* Job:
Repeat the material below exactly, with no pictures.

* Provided material:
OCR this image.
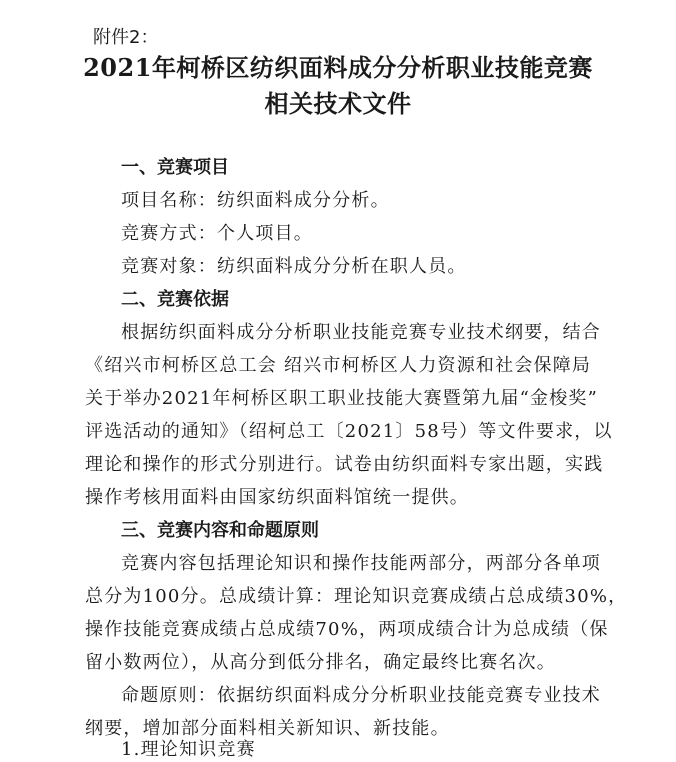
附件2：
2021年柯桥区纺织面料成分分析职业技能竞赛
相关技术文件
一、竞赛项目
项目名称：纺织面料成分分析。
竞赛方式：个人项目。
竞赛对象：纺织面料成分分析在职人员。
二、竞赛依据
根据纺织面料成分分析职业技能竞赛专业技术纲要，结合
《绍兴市柯桥区总工会 绍兴市柯桥区人力资源和社会保障局
关于举办2021年柯桥区职工职业技能大赛暨第九届“金梭奖”
评选活动的通知》（绍柯总工〔2021〕58号）等文件要求，以
理论和操作的形式分别进行。试卷由纺织面料专家出题，实践
操作考核用面料由国家纺织面料馆统一提供。
三、竞赛内容和命题原则
竞赛内容包括理论知识和操作技能两部分，两部分各单项
总分为100分。总成绩计算：理论知识竞赛成绩占总成绩30%，
操作技能竞赛成绩占总成绩70%，两项成绩合计为总成绩（保
留小数两位），从高分到低分排名，确定最终比赛名次。
命题原则：依据纺织面料成分分析职业技能竞赛专业技术
纲要，增加部分面料相关新知识、新技能。
1.理论知识竞赛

* Solution to the exercise:
OCR this image.
附件2：
2021年柯桥区纺织面料成分分析职业技能竞赛
相关技术文件
一、竞赛项目
项目名称：纺织面料成分分析。
竞赛方式：个人项目。
竞赛对象：纺织面料成分分析在职人员。
二、竞赛依据
根据纺织面料成分分析职业技能竞赛专业技术纲要，结合
《绍兴市柯桥区总工会 绍兴市柯桥区人力资源和社会保障局
关于举办2021年柯桥区职工职业技能大赛暨第九届“金梭奖”
评选活动的通知》（绍柯总工〔2021〕58号）等文件要求，以
理论和操作的形式分别进行。试卷由纺织面料专家出题，实践
操作考核用面料由国家纺织面料馆统一提供。
三、竞赛内容和命题原则
竞赛内容包括理论知识和操作技能两部分，两部分各单项
总分为100分。总成绩计算：理论知识竞赛成绩占总成绩30%，
操作技能竞赛成绩占总成绩70%，两项成绩合计为总成绩（保
留小数两位），从高分到低分排名，确定最终比赛名次。
命题原则：依据纺织面料成分分析职业技能竞赛专业技术
纲要，增加部分面料相关新知识、新技能。
1.理论知识竞赛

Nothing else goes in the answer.